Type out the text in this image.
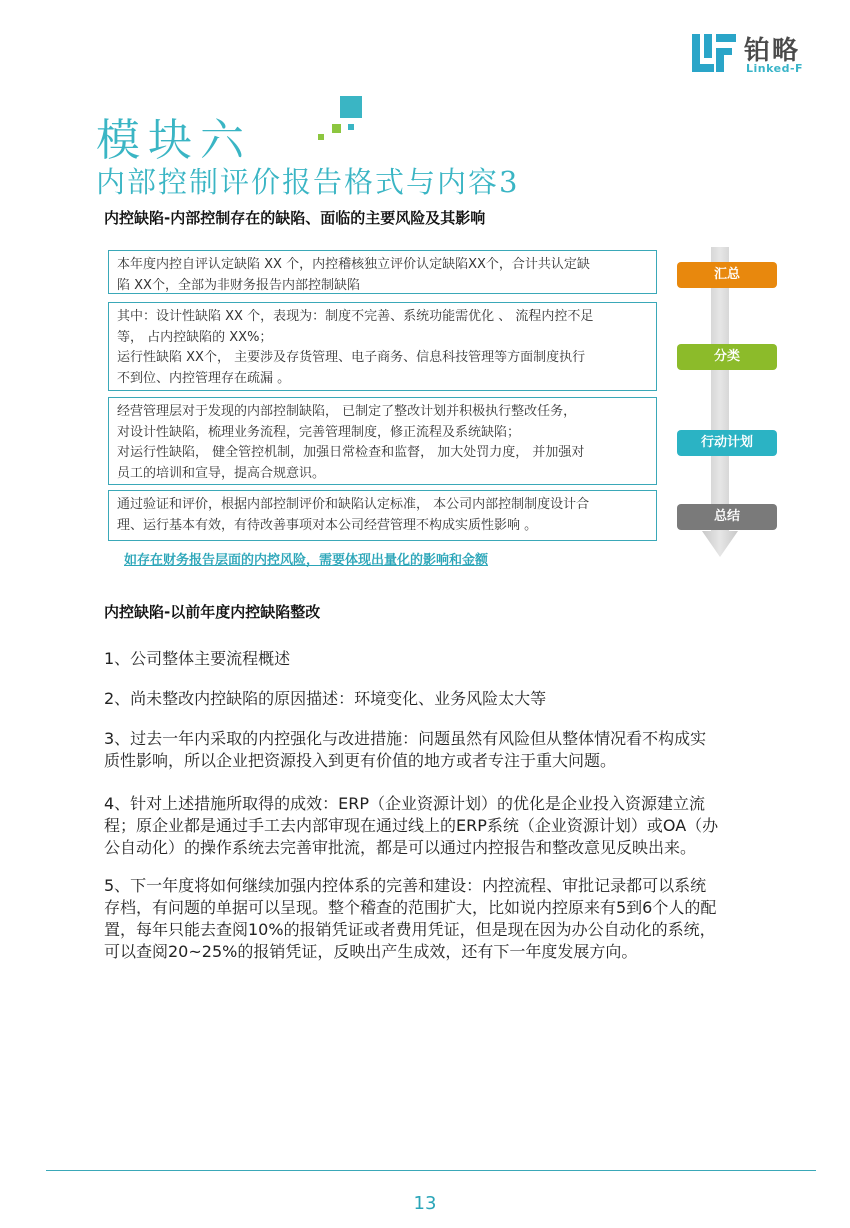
铂略
Linked-F
模块六
内部控制评价报告格式与内容3
内控缺陷-内部控制存在的缺陷、面临的主要风险及其影响

本年度内控自评认定缺陷 XX 个，内控稽核独立评价认定缺陷XX个，合计共认定缺

陷 XX个，全部为非财务报告内部控制缺陷

其中：设计性缺陷 XX 个，表现为：制度不完善、系统功能需优化 、 流程内控不足

等， 占内控缺陷的 XX%；

运行性缺陷 XX个， 主要涉及存货管理、电子商务、信息科技管理等方面制度执行

不到位、内控管理存在疏漏 。

经营管理层对于发现的内部控制缺陷， 已制定了整改计划并积极执行整改任务，

对设计性缺陷，梳理业务流程，完善管理制度，修正流程及系统缺陷；

对运行性缺陷， 健全管控机制，加强日常检查和监督， 加大处罚力度， 并加强对

员工的培训和宣导，提高合规意识。

通过验证和评价，根据内部控制评价和缺陷认定标准， 本公司内部控制制度设计合

理、运行基本有效，有待改善事项对本公司经营管理不构成实质性影响 。

如存在财务报告层面的内控风险，需要体现出量化的影响和金额
汇总
分类
行动计划
总结
内控缺陷-以前年度内控缺陷整改
1、公司整体主要流程概述
2、尚未整改内控缺陷的原因描述：环境变化、业务风险太大等
3、过去一年内采取的内控强化与改进措施：问题虽然有风险但从整体情况看不构成实
质性影响，所以企业把资源投入到更有价值的地方或者专注于重大问题。
4、针对上述措施所取得的成效：ERP（企业资源计划）的优化是企业投入资源建立流
程；原企业都是通过手工去内部审现在通过线上的ERP系统（企业资源计划）或OA（办
公自动化）的操作系统去完善审批流，都是可以通过内控报告和整改意见反映出来。
5、下一年度将如何继续加强内控体系的完善和建设：内控流程、审批记录都可以系统
存档，有问题的单据可以呈现。整个稽查的范围扩大，比如说内控原来有5到6个人的配
置，每年只能去查阅10%的报销凭证或者费用凭证，但是现在因为办公自动化的系统，
可以查阅20~25%的报销凭证，反映出产生成效，还有下一年度发展方向。
13
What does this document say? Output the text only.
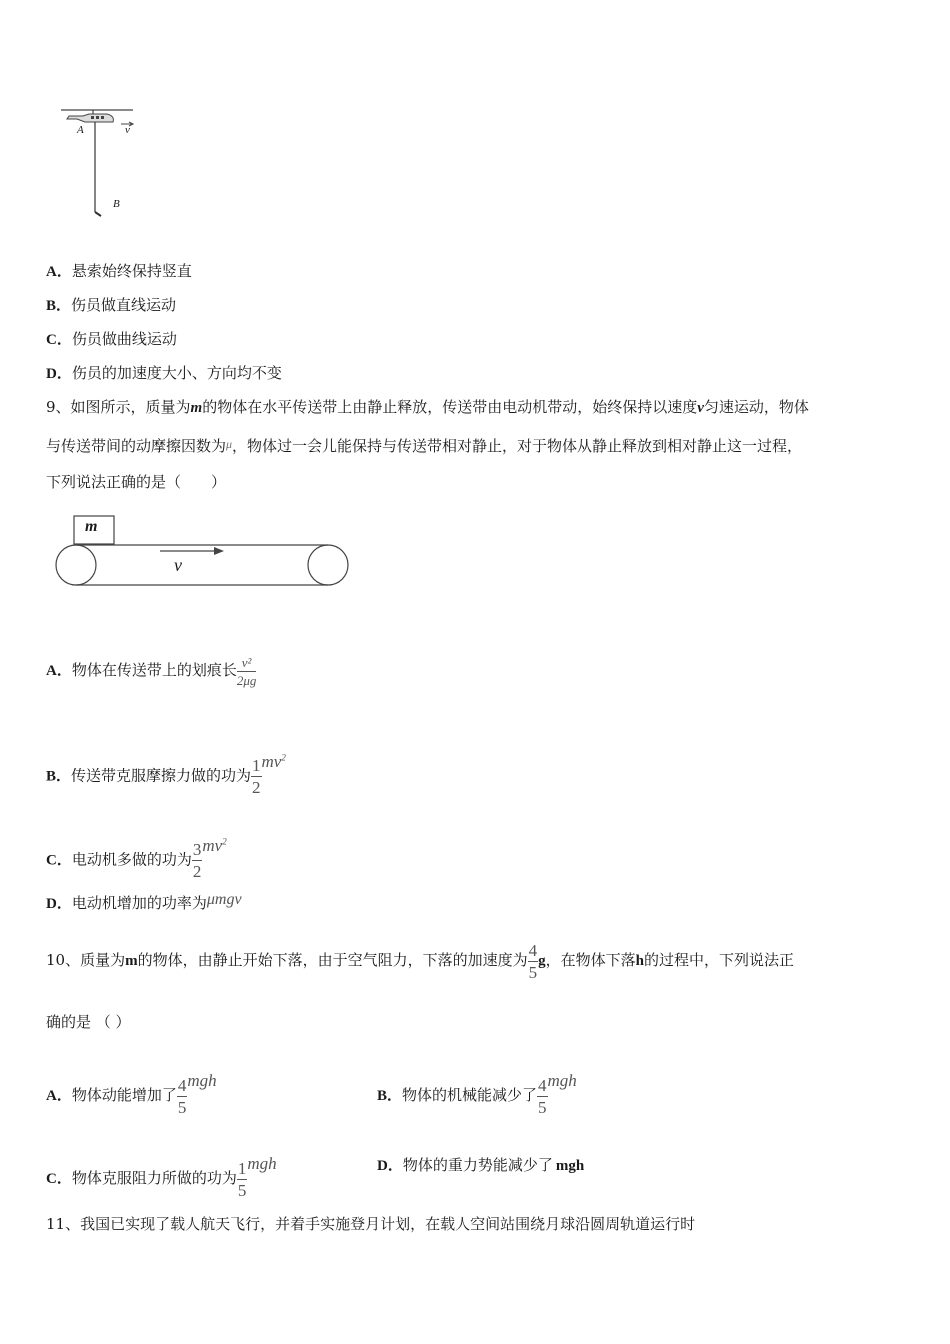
A	v
B
A．悬索始终保持竖直
B．伤员做直线运动
C．伤员做曲线运动
D．伤员的加速度大小、方向均不变
9、如图所示，质量为m的物体在水平传送带上由静止释放，传送带由电动机带动，始终保持以速度v匀速运动，物体
与传送带间的动摩擦因数为$^\mu$，物体过一会儿能保持与传送带相对静止，对于物体从静止释放到相对静止这一过程，
下列说法正确的是（　　）
m
v
A．物体在传送带上的划痕长 $\frac{\text{v²}}{2\mu g}$
B．传送带克服摩擦力做的功为 $\frac{1}{2} mv^2$
C．电动机多做的功为 $\frac{3}{2} mv^2$
D．电动机增加的功率为μmgv
10、质量为m的物体，由静止开始下落，由于空气阻力，下落的加速度为 $\frac{4}{5}$ g，在物体下落h的过程中，下列说法正
确的是 （ ）
A．物体动能增加了 $\frac{4}{5}$ mgh
B．物体的机械能减少了 $\frac{4}{5}$ mgh
C．物体克服阻力所做的功为 $\frac{1}{5}$ mgh	D．物体的重力势能减少了 mgh
11、我国已实现了载人航天飞行，并着手实施登月计划，在载人空间站围绕月球沿圆周轨道运行时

-- EXERCISE PROMPT --
Find the lines containing "企业资源计划" and pull them out.

-- TASK RESULT --
4、针对上述措施所取得的成效：ERP（企业资源计划）的优化是企业投入资源建立流
程；原企业都是通过手工去内部审现在通过线上的ERP系统（企业资源计划）或OA（办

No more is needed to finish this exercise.